**EXERCISE**
For this exercise, repeat all of the material verbatim apart from its images.

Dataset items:
§ §

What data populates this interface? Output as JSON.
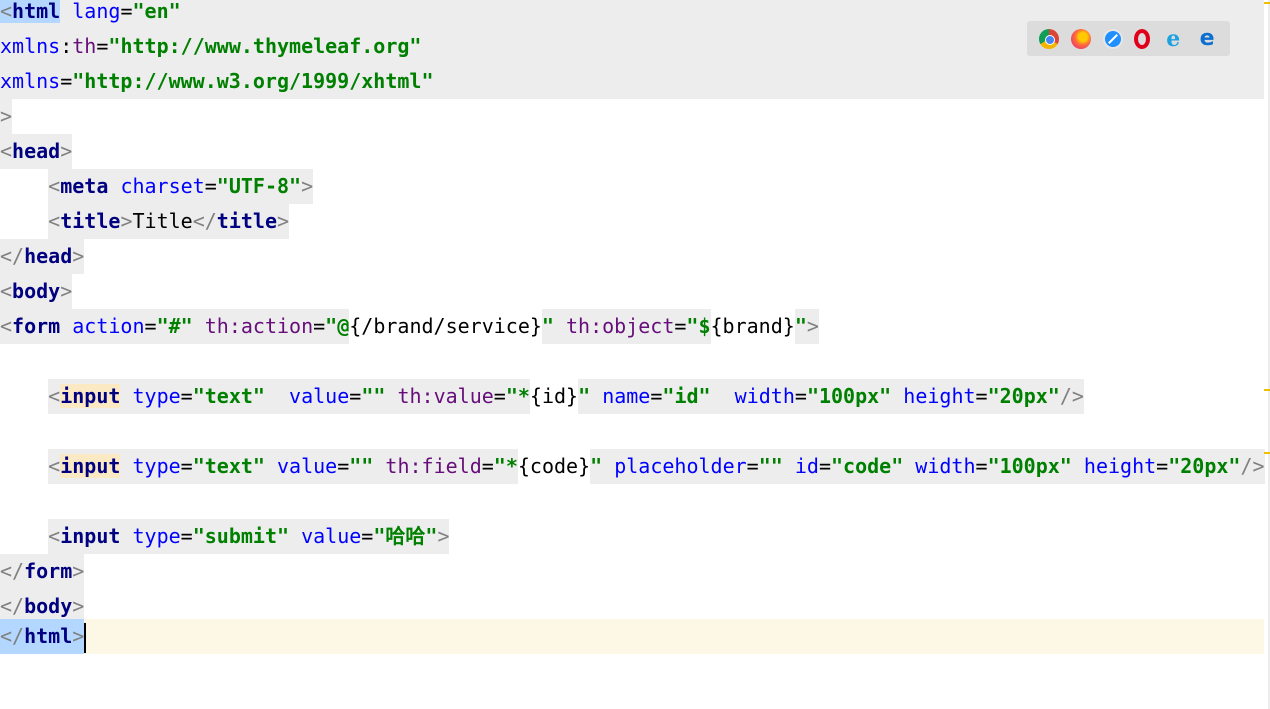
{
  "editor": {
    "lines": {
      "l1": {
        "lt": "<",
        "tag": "html",
        "sp": " ",
        "a1": "lang",
        "eq": "=",
        "v1": "\"en\""
      },
      "l2": {
        "a1": "xmlns",
        "colon": ":",
        "a1b": "th",
        "eq": "=",
        "v1": "\"http://www.thymeleaf.org\""
      },
      "l3": {
        "a1": "xmlns",
        "eq": "=",
        "v1": "\"http://www.w3.org/1999/xhtml\""
      },
      "l4": {
        "gt": ">"
      },
      "l5": {
        "lt": "<",
        "tag": "head",
        "gt": ">"
      },
      "l6": {
        "lt": "<",
        "tag": "meta",
        "sp": " ",
        "a1": "charset",
        "eq": "=",
        "v1": "\"UTF-8\"",
        "gt": ">"
      },
      "l7": {
        "lt": "<",
        "tag": "title",
        "gt": ">",
        "text": "Title",
        "lt2": "</",
        "tag2": "title",
        "gt2": ">"
      },
      "l8": {
        "lt": "</",
        "tag": "head",
        "gt": ">"
      },
      "l9": {
        "lt": "<",
        "tag": "body",
        "gt": ">"
      },
      "l10": {
        "lt": "<",
        "tag": "form",
        "a1": "action",
        "eq": "=",
        "v1": "\"#\"",
        "a2": "th:action",
        "v2a": "\"@",
        "v2b": "{/brand/service}",
        "v2c": "\"",
        "a3": "th:object",
        "v3a": "\"$",
        "v3b": "{brand}",
        "v3c": "\"",
        "gt": ">"
      },
      "l12": {
        "lt": "<",
        "tag": "input",
        "a1": "type",
        "v1": "\"text\"",
        "a2": "value",
        "v2": "\"\"",
        "a3": "th:value",
        "v3a": "\"*",
        "v3b": "{id}",
        "v3c": "\"",
        "a4": "name",
        "v4": "\"id\"",
        "a5": "width",
        "v5": "\"100px\"",
        "a6": "height",
        "v6": "\"20px\"",
        "end": "/>"
      },
      "l14": {
        "lt": "<",
        "tag": "input",
        "a1": "type",
        "v1": "\"text\"",
        "a2": "value",
        "v2": "\"\"",
        "a3": "th:field",
        "v3a": "\"*",
        "v3b": "{code}",
        "v3c": "\"",
        "a4": "placeholder",
        "v4": "\"\"",
        "a5": "id",
        "v5": "\"code\"",
        "a6": "width",
        "v6": "\"100px\"",
        "a7": "height",
        "v7": "\"20px\"",
        "end": "/>"
      },
      "l16": {
        "lt": "<",
        "tag": "input",
        "a1": "type",
        "v1": "\"submit\"",
        "a2": "value",
        "v2": "\"哈哈\"",
        "gt": ">"
      },
      "l17": {
        "lt": "</",
        "tag": "form",
        "gt": ">"
      },
      "l18": {
        "lt": "</",
        "tag": "body",
        "gt": ">"
      },
      "l19": {
        "lt": "</",
        "tag": "html",
        "gt": ">"
      }
    },
    "eq": "="
  },
  "browser_bar": {
    "icons": [
      "chrome-icon",
      "firefox-icon",
      "safari-icon",
      "opera-icon",
      "internet-explorer-icon",
      "edge-icon"
    ],
    "ie_glyph": "e",
    "edge_glyph": "e"
  },
  "colors": {
    "tag": "#000080",
    "attribute": "#0000ff",
    "thymeleaf_attribute": "#660e7a",
    "string": "#008000",
    "line_shade": "#ededed",
    "caret_line": "#fdf8e6",
    "tag_match_highlight": "#b3d7ff"
  }
}
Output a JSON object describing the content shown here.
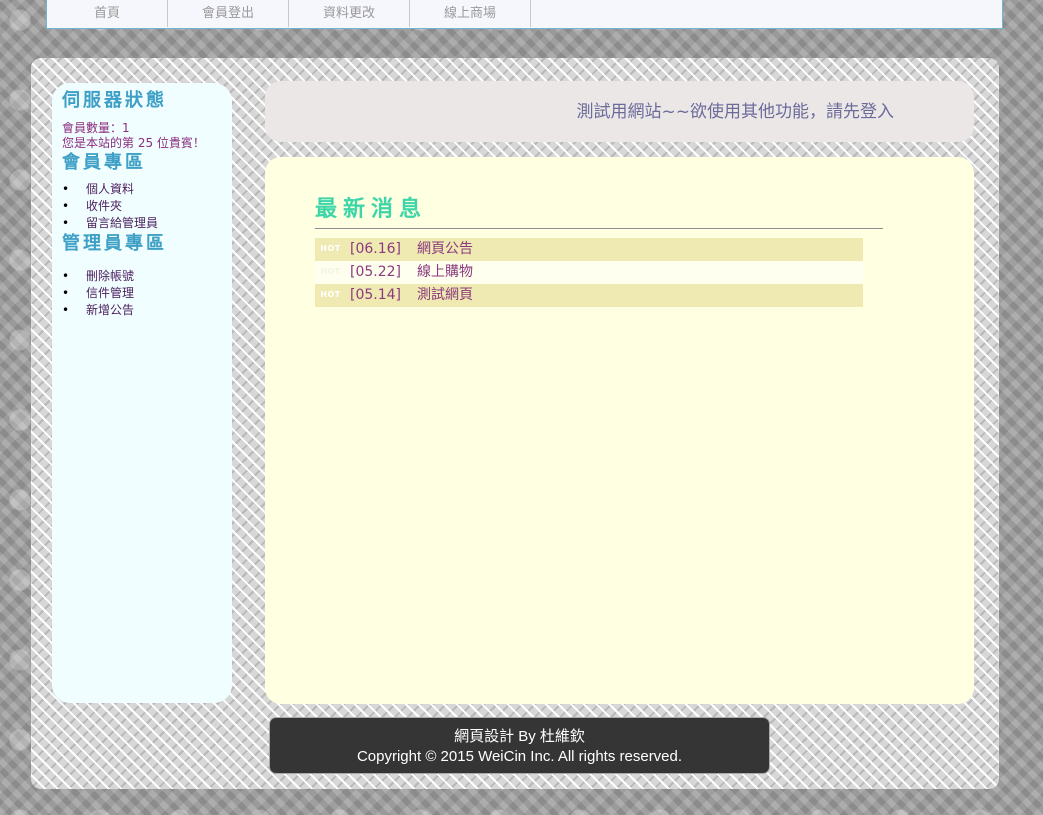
{
  "nav": {
    "items": [
      {
        "label": "首頁"
      },
      {
        "label": "會員登出"
      },
      {
        "label": "資料更改"
      },
      {
        "label": "線上商場"
      }
    ]
  },
  "sidebar": {
    "server_heading": "伺服器狀態",
    "member_count": "會員數量：1",
    "visitor_text": "您是本站的第 25 位貴賓！",
    "member_heading": "會員專區",
    "member_items": [
      {
        "label": "個人資料"
      },
      {
        "label": "收件夾"
      },
      {
        "label": "留言給管理員"
      }
    ],
    "admin_heading": "管理員專區",
    "admin_items": [
      {
        "label": "刪除帳號"
      },
      {
        "label": "信件管理"
      },
      {
        "label": "新增公告"
      }
    ]
  },
  "banner": {
    "text": "測試用網站~~欲使用其他功能，請先登入"
  },
  "news": {
    "title": "最新消息",
    "items": [
      {
        "hot": "HOT",
        "date": "[06.16]",
        "title": "網頁公告"
      },
      {
        "hot": "HOT",
        "date": "[05.22]",
        "title": "線上購物"
      },
      {
        "hot": "HOT",
        "date": "[05.14]",
        "title": "測試網頁"
      }
    ]
  },
  "footer": {
    "line1": "網頁設計 By 杜維欽",
    "line2": "Copyright © 2015 WeiCin Inc. All rights reserved."
  }
}
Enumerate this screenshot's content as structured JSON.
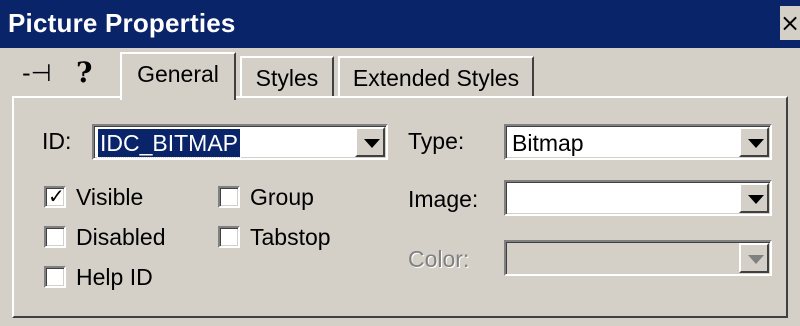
{
  "window": {
    "title": "Picture Properties",
    "close_glyph": "×"
  },
  "toolbar": {
    "pin_icon": "pushpin-icon",
    "help_icon": "help-icon",
    "pin_glyph": "-⊣",
    "help_glyph": "?"
  },
  "tabs": [
    {
      "label": "General",
      "active": true
    },
    {
      "label": "Styles",
      "active": false
    },
    {
      "label": "Extended Styles",
      "active": false
    }
  ],
  "general": {
    "id_label": "ID:",
    "id_value": "IDC_BITMAP",
    "type_label": "Type:",
    "type_value": "Bitmap",
    "image_label": "Image:",
    "image_value": "",
    "color_label": "Color:",
    "color_value": "",
    "checkboxes": {
      "visible": {
        "label": "Visible",
        "checked": true
      },
      "disabled": {
        "label": "Disabled",
        "checked": false
      },
      "help_id": {
        "label": "Help ID",
        "checked": false
      },
      "group": {
        "label": "Group",
        "checked": false
      },
      "tabstop": {
        "label": "Tabstop",
        "checked": false
      }
    },
    "check_glyph": "✓"
  },
  "colors": {
    "titlebar": "#0a246a",
    "face": "#d4d0c8",
    "selection": "#0a246a"
  }
}
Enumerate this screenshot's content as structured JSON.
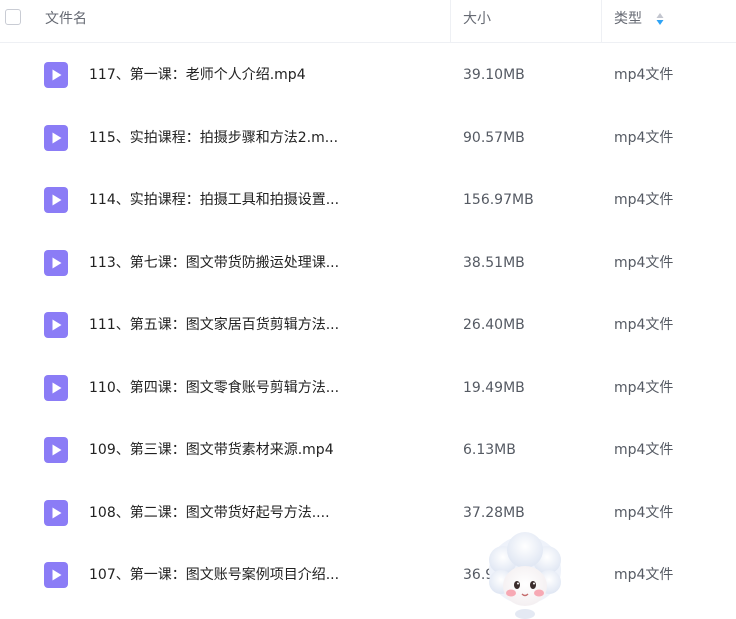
{
  "header": {
    "name_label": "文件名",
    "size_label": "大小",
    "type_label": "类型"
  },
  "files": [
    {
      "name": "117、第一课：老师个人介绍.mp4",
      "size": "39.10MB",
      "type": "mp4文件"
    },
    {
      "name": "115、实拍课程：拍摄步骤和方法2.m...",
      "size": "90.57MB",
      "type": "mp4文件"
    },
    {
      "name": "114、实拍课程：拍摄工具和拍摄设置...",
      "size": "156.97MB",
      "type": "mp4文件"
    },
    {
      "name": "113、第七课：图文带货防搬运处理课...",
      "size": "38.51MB",
      "type": "mp4文件"
    },
    {
      "name": "111、第五课：图文家居百货剪辑方法...",
      "size": "26.40MB",
      "type": "mp4文件"
    },
    {
      "name": "110、第四课：图文零食账号剪辑方法...",
      "size": "19.49MB",
      "type": "mp4文件"
    },
    {
      "name": "109、第三课：图文带货素材来源.mp4",
      "size": "6.13MB",
      "type": "mp4文件"
    },
    {
      "name": "108、第二课：图文带货好起号方法....",
      "size": "37.28MB",
      "type": "mp4文件"
    },
    {
      "name": "107、第一课：图文账号案例项目介绍...",
      "size": "36.9",
      "type": "mp4文件"
    }
  ],
  "colors": {
    "file_icon": "#8b7cf6",
    "sort_up": "#c3c6cf",
    "sort_down": "#2fa3f5"
  },
  "icons": {
    "file": "video-file-icon",
    "sort": "sort-toggle-icon",
    "mascot": "assistant-mascot-icon"
  }
}
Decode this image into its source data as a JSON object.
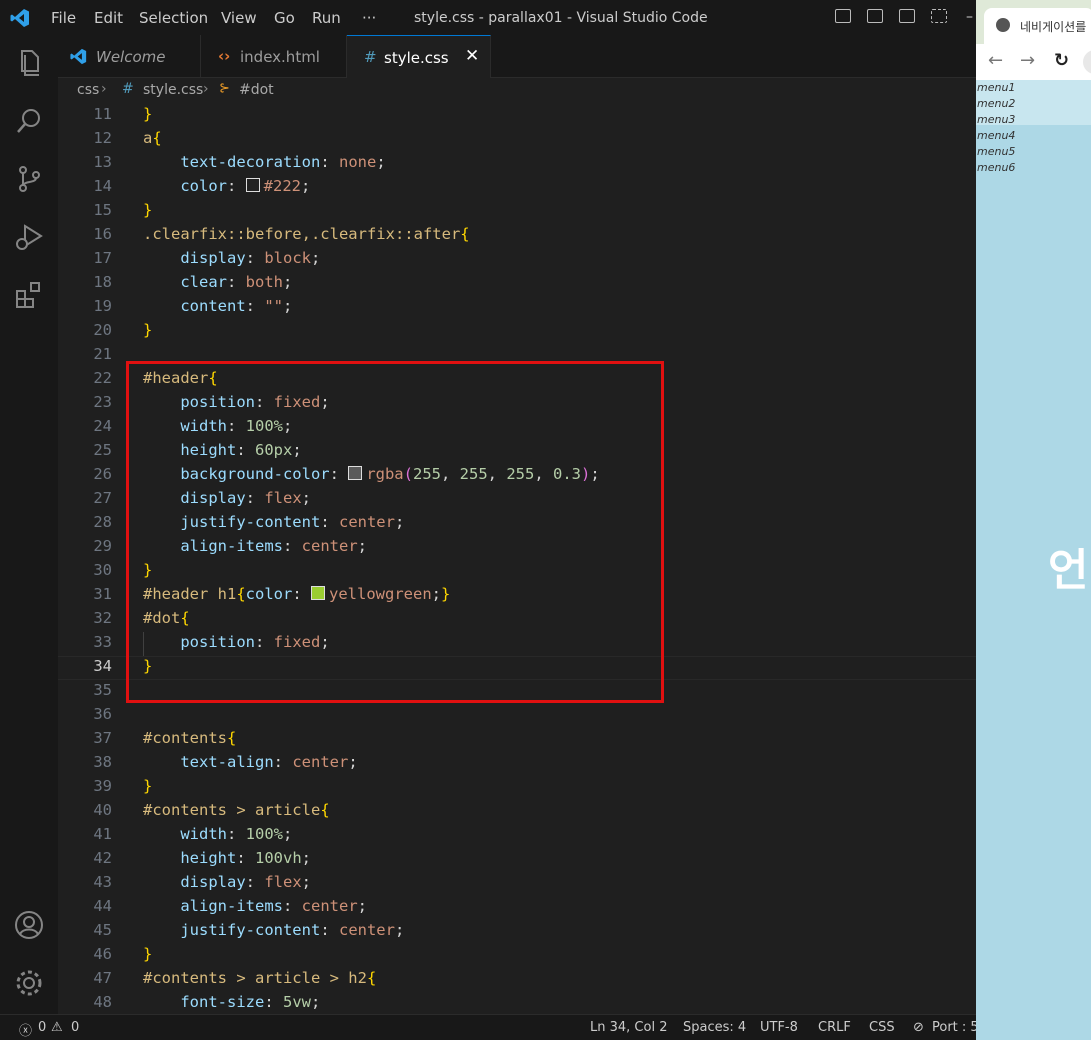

§ §

**OUTPUT FOR THIS EXERCISE**
What data populates this interface? Output as JSON.
{
  "editor": {
    "lines": {
      "l1": {
        "lt": "<",
        "tag": "html",
        "sp": " ",
        "a1": "lang",
        "eq": "=",
        "v1": "\"en\""
      },
      "l2": {
        "a1": "xmlns",
        "colon": ":",
        "a1b": "th",
        "eq": "=",
        "v1": "\"http://www.thymeleaf.org\""
      },
      "l3": {
        "a1": "xmlns",
        "eq": "=",
        "v1": "\"http://www.w3.org/1999/xhtml\""
      },
      "l4": {
        "gt": ">"
      },
      "l5": {
        "lt": "<",
        "tag": "head",
        "gt": ">"
      },
      "l6": {
        "lt": "<",
        "tag": "meta",
        "sp": " ",
        "a1": "charset",
        "eq": "=",
        "v1": "\"UTF-8\"",
        "gt": ">"
      },
      "l7": {
        "lt": "<",
        "tag": "title",
        "gt": ">",
        "text": "Title",
        "lt2": "</",
        "tag2": "title",
        "gt2": ">"
      },
      "l8": {
        "lt": "</",
        "tag": "head",
        "gt": ">"
      },
      "l9": {
        "lt": "<",
        "tag": "body",
        "gt": ">"
      },
      "l10": {
        "lt": "<",
        "tag": "form",
        "a1": "action",
        "eq": "=",
        "v1": "\"#\"",
        "a2": "th:action",
        "v2a": "\"@",
        "v2b": "{/brand/service}",
        "v2c": "\"",
        "a3": "th:object",
        "v3a": "\"$",
        "v3b": "{brand}",
        "v3c": "\"",
        "gt": ">"
      },
      "l12": {
        "lt": "<",
        "tag": "input",
        "a1": "type",
        "v1": "\"text\"",
        "a2": "value",
        "v2": "\"\"",
        "a3": "th:value",
        "v3a": "\"*",
        "v3b": "{id}",
        "v3c": "\"",
        "a4": "name",
        "v4": "\"id\"",
        "a5": "width",
        "v5": "\"100px\"",
        "a6": "height",
        "v6": "\"20px\"",
        "end": "/>"
      },
      "l14": {
        "lt": "<",
        "tag": "input",
        "a1": "type",
        "v1": "\"text\"",
        "a2": "value",
        "v2": "\"\"",
        "a3": "th:field",
        "v3a": "\"*",
        "v3b": "{code}",
        "v3c": "\"",
        "a4": "placeholder",
        "v4": "\"\"",
        "a5": "id",
        "v5": "\"code\"",
        "a6": "width",
        "v6": "\"100px\"",
        "a7": "height",
        "v7": "\"20px\"",
        "end": "/>"
      },
      "l16": {
        "lt": "<",
        "tag": "input",
        "a1": "type",
        "v1": "\"submit\"",
        "a2": "value",
        "v2": "\"哈哈\"",
        "gt": ">"
      },
      "l17": {
        "lt": "</",
        "tag": "form",
        "gt": ">"
      },
      "l18": {
        "lt": "</",
        "tag": "body",
        "gt": ">"
      },
      "l19": {
        "lt": "</",
        "tag": "html",
        "gt": ">"
      }
    },
    "eq": "="
  },
  "browser_bar": {
    "icons": [
      "chrome-icon",
      "firefox-icon",
      "safari-icon",
      "opera-icon",
      "internet-explorer-icon",
      "edge-icon"
    ],
    "ie_glyph": "e",
    "edge_glyph": "e"
  },
  "colors": {
    "tag": "#000080",
    "attribute": "#0000ff",
    "thymeleaf_attribute": "#660e7a",
    "string": "#008000",
    "line_shade": "#ededed",
    "caret_line": "#fdf8e6",
    "tag_match_highlight": "#b3d7ff"
  }
}
Output a JSON object describing the content shown here.
{
  "nav": {
    "items": [
      {
        "label": "首頁"
      },
      {
        "label": "會員登出"
      },
      {
        "label": "資料更改"
      },
      {
        "label": "線上商場"
      }
    ]
  },
  "sidebar": {
    "server_heading": "伺服器狀態",
    "member_count": "會員數量：1",
    "visitor_text": "您是本站的第 25 位貴賓！",
    "member_heading": "會員專區",
    "member_items": [
      {
        "label": "個人資料"
      },
      {
        "label": "收件夾"
      },
      {
        "label": "留言給管理員"
      }
    ],
    "admin_heading": "管理員專區",
    "admin_items": [
      {
        "label": "刪除帳號"
      },
      {
        "label": "信件管理"
      },
      {
        "label": "新增公告"
      }
    ]
  },
  "banner": {
    "text": "測試用網站~~欲使用其他功能，請先登入"
  },
  "news": {
    "title": "最新消息",
    "items": [
      {
        "hot": "HOT",
        "date": "[06.16]",
        "title": "網頁公告"
      },
      {
        "hot": "HOT",
        "date": "[05.22]",
        "title": "線上購物"
      },
      {
        "hot": "HOT",
        "date": "[05.14]",
        "title": "測試網頁"
      }
    ]
  },
  "footer": {
    "line1": "網頁設計 By 杜維欽",
    "line2": "Copyright © 2015 WeiCin Inc. All rights reserved."
  }
}
Enumerate this screenshot's content as structured JSON.
{
  "window": {
    "title": "Picture Properties",
    "close_glyph": "×"
  },
  "toolbar": {
    "pin_icon": "pushpin-icon",
    "help_icon": "help-icon",
    "pin_glyph": "-⊣",
    "help_glyph": "?"
  },
  "tabs": [
    {
      "label": "General",
      "active": true
    },
    {
      "label": "Styles",
      "active": false
    },
    {
      "label": "Extended Styles",
      "active": false
    }
  ],
  "general": {
    "id_label": "ID:",
    "id_value": "IDC_BITMAP",
    "type_label": "Type:",
    "type_value": "Bitmap",
    "image_label": "Image:",
    "image_value": "",
    "color_label": "Color:",
    "color_value": "",
    "checkboxes": {
      "visible": {
        "label": "Visible",
        "checked": true
      },
      "disabled": {
        "label": "Disabled",
        "checked": false
      },
      "help_id": {
        "label": "Help ID",
        "checked": false
      },
      "group": {
        "label": "Group",
        "checked": false
      },
      "tabstop": {
        "label": "Tabstop",
        "checked": false
      }
    },
    "check_glyph": "✓"
  },
  "colors": {
    "titlebar": "#0a246a",
    "face": "#d4d0c8",
    "selection": "#0a246a"
  }
}
Enumerate this screenshot's content as structured JSON.
{
  "header": {
    "name_label": "文件名",
    "size_label": "大小",
    "type_label": "类型"
  },
  "files": [
    {
      "name": "117、第一课：老师个人介绍.mp4",
      "size": "39.10MB",
      "type": "mp4文件"
    },
    {
      "name": "115、实拍课程：拍摄步骤和方法2.m...",
      "size": "90.57MB",
      "type": "mp4文件"
    },
    {
      "name": "114、实拍课程：拍摄工具和拍摄设置...",
      "size": "156.97MB",
      "type": "mp4文件"
    },
    {
      "name": "113、第七课：图文带货防搬运处理课...",
      "size": "38.51MB",
      "type": "mp4文件"
    },
    {
      "name": "111、第五课：图文家居百货剪辑方法...",
      "size": "26.40MB",
      "type": "mp4文件"
    },
    {
      "name": "110、第四课：图文零食账号剪辑方法...",
      "size": "19.49MB",
      "type": "mp4文件"
    },
    {
      "name": "109、第三课：图文带货素材来源.mp4",
      "size": "6.13MB",
      "type": "mp4文件"
    },
    {
      "name": "108、第二课：图文带货好起号方法....",
      "size": "37.28MB",
      "type": "mp4文件"
    },
    {
      "name": "107、第一课：图文账号案例项目介绍...",
      "size": "36.9",
      "type": "mp4文件"
    }
  ],
  "colors": {
    "file_icon": "#8b7cf6",
    "sort_up": "#c3c6cf",
    "sort_down": "#2fa3f5"
  },
  "icons": {
    "file": "video-file-icon",
    "sort": "sort-toggle-icon",
    "mascot": "assistant-mascot-icon"
  }
}
Decode this image into its source data as a JSON object.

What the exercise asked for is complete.